DIRECTION –
Copy the data that follows, character for character, minus the pictures.

*****

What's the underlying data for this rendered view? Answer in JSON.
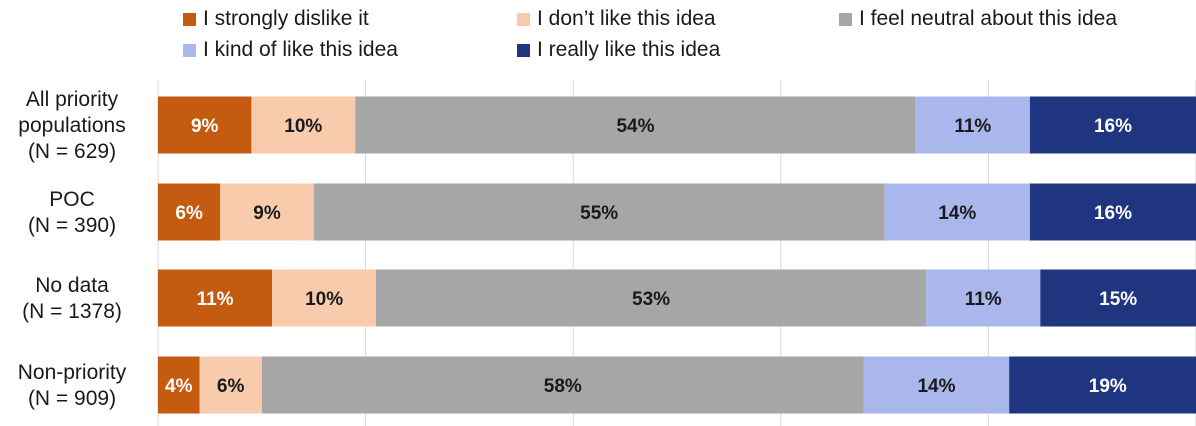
{
  "chart_data": {
    "type": "bar",
    "orientation": "horizontal",
    "stacked": true,
    "percent_stacked": true,
    "grid": true,
    "legend_position": "top",
    "categories": [
      [
        "All priority",
        "populations",
        "(N = 629)"
      ],
      [
        "POC",
        "(N = 390)"
      ],
      [
        "No data",
        "(N = 1378)"
      ],
      [
        "Non-priority",
        "(N = 909)"
      ]
    ],
    "series": [
      {
        "name": "I strongly dislike it",
        "color": "#c55a11",
        "label_color": "#ffffff",
        "values": [
          9,
          6,
          11,
          4
        ]
      },
      {
        "name": "I don’t like this idea",
        "color": "#f8cbad",
        "label_color": "#1a1a1a",
        "values": [
          10,
          9,
          10,
          6
        ]
      },
      {
        "name": "I feel neutral about this idea",
        "color": "#a6a6a6",
        "label_color": "#1a1a1a",
        "values": [
          54,
          55,
          53,
          58
        ]
      },
      {
        "name": "I kind of like this idea",
        "color": "#a9b7ec",
        "label_color": "#1a1a1a",
        "values": [
          11,
          14,
          11,
          14
        ]
      },
      {
        "name": "I really like this idea",
        "color": "#1f3580",
        "label_color": "#ffffff",
        "values": [
          16,
          16,
          15,
          19
        ]
      }
    ],
    "data_labels": [
      [
        "9%",
        "10%",
        "54%",
        "11%",
        "16%"
      ],
      [
        "6%",
        "9%",
        "55%",
        "14%",
        "16%"
      ],
      [
        "11%",
        "10%",
        "53%",
        "11%",
        "15%"
      ],
      [
        "4%",
        "6%",
        "58%",
        "14%",
        "19%"
      ]
    ]
  }
}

*****

SOLUTION TO THIS EXERCISE –
What's the underlying data for this rendered view? Answer in JSON.
{
  "chart_data": {
    "type": "bar",
    "orientation": "horizontal",
    "stacked": true,
    "percent_stacked": true,
    "grid": true,
    "legend_position": "top",
    "categories": [
      [
        "All priority",
        "populations",
        "(N = 629)"
      ],
      [
        "POC",
        "(N = 390)"
      ],
      [
        "No data",
        "(N = 1378)"
      ],
      [
        "Non-priority",
        "(N = 909)"
      ]
    ],
    "series": [
      {
        "name": "I strongly dislike it",
        "color": "#c55a11",
        "label_color": "#ffffff",
        "values": [
          9,
          6,
          11,
          4
        ]
      },
      {
        "name": "I don’t like this idea",
        "color": "#f8cbad",
        "label_color": "#1a1a1a",
        "values": [
          10,
          9,
          10,
          6
        ]
      },
      {
        "name": "I feel neutral about this idea",
        "color": "#a6a6a6",
        "label_color": "#1a1a1a",
        "values": [
          54,
          55,
          53,
          58
        ]
      },
      {
        "name": "I kind of like this idea",
        "color": "#a9b7ec",
        "label_color": "#1a1a1a",
        "values": [
          11,
          14,
          11,
          14
        ]
      },
      {
        "name": "I really like this idea",
        "color": "#1f3580",
        "label_color": "#ffffff",
        "values": [
          16,
          16,
          15,
          19
        ]
      }
    ],
    "data_labels": [
      [
        "9%",
        "10%",
        "54%",
        "11%",
        "16%"
      ],
      [
        "6%",
        "9%",
        "55%",
        "14%",
        "16%"
      ],
      [
        "11%",
        "10%",
        "53%",
        "11%",
        "15%"
      ],
      [
        "4%",
        "6%",
        "58%",
        "14%",
        "19%"
      ]
    ]
  }
}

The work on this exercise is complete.